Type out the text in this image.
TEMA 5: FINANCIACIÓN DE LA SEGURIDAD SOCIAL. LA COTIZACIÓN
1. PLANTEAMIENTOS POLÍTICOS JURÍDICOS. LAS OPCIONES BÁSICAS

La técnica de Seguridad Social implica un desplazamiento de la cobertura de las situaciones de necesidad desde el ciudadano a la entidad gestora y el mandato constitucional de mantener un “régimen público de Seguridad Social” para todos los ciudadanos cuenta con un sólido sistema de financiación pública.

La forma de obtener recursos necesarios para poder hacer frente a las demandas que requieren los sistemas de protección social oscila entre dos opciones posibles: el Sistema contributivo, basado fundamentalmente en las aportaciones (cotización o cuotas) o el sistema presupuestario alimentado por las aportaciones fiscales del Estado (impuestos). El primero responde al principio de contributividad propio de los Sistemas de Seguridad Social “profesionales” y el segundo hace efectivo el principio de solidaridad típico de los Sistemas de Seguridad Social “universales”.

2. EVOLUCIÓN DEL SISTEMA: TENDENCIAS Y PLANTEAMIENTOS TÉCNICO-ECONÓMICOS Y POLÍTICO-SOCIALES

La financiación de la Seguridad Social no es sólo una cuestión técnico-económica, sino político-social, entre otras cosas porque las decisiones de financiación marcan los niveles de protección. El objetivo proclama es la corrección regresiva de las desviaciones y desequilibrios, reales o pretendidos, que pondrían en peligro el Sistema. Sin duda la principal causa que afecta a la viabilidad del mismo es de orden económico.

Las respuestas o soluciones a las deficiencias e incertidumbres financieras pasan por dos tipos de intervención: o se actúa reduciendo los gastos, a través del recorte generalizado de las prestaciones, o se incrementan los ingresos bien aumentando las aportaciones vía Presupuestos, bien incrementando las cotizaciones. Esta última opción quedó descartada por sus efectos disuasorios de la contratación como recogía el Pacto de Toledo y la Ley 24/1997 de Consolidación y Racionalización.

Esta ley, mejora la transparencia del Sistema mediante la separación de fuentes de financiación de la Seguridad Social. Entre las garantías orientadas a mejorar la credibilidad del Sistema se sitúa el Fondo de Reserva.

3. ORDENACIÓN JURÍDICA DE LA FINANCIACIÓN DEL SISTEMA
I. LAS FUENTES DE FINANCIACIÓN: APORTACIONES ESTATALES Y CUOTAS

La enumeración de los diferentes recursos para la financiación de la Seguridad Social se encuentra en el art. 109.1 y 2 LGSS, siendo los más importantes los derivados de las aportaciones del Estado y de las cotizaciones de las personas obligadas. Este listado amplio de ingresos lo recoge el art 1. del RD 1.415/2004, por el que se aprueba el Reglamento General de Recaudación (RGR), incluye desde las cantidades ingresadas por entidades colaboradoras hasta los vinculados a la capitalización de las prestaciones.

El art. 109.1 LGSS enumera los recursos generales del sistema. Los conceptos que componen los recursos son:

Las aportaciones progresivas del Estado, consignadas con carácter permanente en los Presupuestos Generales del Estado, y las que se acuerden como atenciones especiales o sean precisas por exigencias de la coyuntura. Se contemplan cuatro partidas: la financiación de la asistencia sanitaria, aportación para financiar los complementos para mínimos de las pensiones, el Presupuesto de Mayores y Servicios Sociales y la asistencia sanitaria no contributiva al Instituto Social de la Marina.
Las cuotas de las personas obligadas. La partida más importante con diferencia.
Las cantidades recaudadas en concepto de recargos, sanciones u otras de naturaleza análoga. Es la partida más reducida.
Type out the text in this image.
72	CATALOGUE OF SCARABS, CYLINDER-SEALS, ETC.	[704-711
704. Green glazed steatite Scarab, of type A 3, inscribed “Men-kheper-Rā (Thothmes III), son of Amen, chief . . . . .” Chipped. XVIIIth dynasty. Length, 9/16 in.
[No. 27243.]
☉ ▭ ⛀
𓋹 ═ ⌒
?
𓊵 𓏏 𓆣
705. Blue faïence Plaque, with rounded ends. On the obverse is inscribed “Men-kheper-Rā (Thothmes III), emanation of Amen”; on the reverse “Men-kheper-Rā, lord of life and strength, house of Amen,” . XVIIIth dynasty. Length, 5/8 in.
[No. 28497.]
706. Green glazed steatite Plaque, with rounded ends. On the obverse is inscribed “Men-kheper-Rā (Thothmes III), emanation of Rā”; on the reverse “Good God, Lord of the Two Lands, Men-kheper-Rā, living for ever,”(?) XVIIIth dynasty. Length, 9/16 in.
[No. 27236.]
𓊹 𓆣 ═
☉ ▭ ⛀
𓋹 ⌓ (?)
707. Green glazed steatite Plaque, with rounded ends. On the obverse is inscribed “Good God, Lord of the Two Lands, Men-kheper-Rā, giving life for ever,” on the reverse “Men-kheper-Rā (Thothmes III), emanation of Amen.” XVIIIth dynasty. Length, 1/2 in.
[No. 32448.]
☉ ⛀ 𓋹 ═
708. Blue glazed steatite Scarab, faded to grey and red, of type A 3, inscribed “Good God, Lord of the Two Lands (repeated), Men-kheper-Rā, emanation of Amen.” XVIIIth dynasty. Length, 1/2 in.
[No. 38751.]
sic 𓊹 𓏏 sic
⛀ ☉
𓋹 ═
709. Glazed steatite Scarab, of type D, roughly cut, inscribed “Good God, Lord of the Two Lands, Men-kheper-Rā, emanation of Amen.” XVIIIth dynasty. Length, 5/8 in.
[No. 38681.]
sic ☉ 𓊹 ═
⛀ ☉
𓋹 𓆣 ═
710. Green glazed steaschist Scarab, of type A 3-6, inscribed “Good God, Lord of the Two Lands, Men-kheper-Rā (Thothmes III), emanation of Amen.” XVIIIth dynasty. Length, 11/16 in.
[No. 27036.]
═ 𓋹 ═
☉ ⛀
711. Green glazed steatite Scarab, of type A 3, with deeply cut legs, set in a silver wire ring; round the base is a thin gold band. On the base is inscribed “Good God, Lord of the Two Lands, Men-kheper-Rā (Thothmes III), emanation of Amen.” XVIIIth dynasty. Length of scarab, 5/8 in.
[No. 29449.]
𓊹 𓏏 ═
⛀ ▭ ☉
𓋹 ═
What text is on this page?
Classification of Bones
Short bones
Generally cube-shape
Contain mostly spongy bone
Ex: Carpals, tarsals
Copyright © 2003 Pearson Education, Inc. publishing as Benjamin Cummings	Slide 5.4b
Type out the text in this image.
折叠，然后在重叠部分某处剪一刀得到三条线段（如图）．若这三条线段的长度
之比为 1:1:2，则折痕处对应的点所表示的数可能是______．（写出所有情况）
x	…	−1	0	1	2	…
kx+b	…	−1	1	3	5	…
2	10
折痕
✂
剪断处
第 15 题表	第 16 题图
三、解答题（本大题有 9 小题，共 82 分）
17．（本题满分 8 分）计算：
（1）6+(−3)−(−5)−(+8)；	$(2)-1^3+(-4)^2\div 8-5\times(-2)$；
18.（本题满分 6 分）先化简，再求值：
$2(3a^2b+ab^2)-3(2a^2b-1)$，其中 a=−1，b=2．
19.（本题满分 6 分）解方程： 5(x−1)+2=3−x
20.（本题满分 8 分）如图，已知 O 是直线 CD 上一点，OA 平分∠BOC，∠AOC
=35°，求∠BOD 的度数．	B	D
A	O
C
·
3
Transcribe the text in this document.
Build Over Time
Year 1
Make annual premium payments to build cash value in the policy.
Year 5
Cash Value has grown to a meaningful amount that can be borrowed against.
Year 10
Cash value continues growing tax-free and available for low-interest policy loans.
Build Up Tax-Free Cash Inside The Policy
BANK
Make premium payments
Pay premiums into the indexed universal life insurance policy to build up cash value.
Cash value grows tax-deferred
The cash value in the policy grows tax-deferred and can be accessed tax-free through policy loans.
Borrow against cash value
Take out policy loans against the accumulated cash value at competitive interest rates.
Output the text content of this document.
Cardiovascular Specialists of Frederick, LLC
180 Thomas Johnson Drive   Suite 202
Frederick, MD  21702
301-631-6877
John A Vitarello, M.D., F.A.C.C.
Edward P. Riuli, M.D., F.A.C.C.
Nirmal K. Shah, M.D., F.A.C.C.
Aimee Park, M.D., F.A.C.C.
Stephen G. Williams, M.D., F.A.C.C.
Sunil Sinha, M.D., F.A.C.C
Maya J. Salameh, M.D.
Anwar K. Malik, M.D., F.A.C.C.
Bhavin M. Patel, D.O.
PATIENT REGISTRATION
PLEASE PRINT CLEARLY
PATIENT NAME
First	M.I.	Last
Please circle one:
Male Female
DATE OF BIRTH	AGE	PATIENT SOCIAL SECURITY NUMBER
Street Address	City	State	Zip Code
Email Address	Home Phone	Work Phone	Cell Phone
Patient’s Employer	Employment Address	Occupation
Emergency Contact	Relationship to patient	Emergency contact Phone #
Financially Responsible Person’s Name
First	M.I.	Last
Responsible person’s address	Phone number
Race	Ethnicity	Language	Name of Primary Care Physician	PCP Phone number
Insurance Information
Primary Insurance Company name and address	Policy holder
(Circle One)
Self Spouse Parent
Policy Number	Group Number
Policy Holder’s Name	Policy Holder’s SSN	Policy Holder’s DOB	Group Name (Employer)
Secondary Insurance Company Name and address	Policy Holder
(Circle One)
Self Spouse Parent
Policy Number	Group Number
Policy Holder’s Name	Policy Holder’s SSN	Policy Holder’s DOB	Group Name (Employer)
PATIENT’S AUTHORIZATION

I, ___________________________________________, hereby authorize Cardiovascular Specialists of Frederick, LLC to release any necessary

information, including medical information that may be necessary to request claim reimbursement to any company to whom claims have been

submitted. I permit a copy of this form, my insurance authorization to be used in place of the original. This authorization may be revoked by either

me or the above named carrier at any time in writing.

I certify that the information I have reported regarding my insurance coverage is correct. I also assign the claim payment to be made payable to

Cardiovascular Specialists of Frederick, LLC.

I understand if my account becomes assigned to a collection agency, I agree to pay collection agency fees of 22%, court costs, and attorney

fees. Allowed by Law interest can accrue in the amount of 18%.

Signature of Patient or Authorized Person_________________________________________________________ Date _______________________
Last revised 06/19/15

· · · · ·

- [What the task requires]
Search the data for the string "document" and copy each line where it appears.

- [Output]
Transcribe the text in this document.
Output the text content of this document.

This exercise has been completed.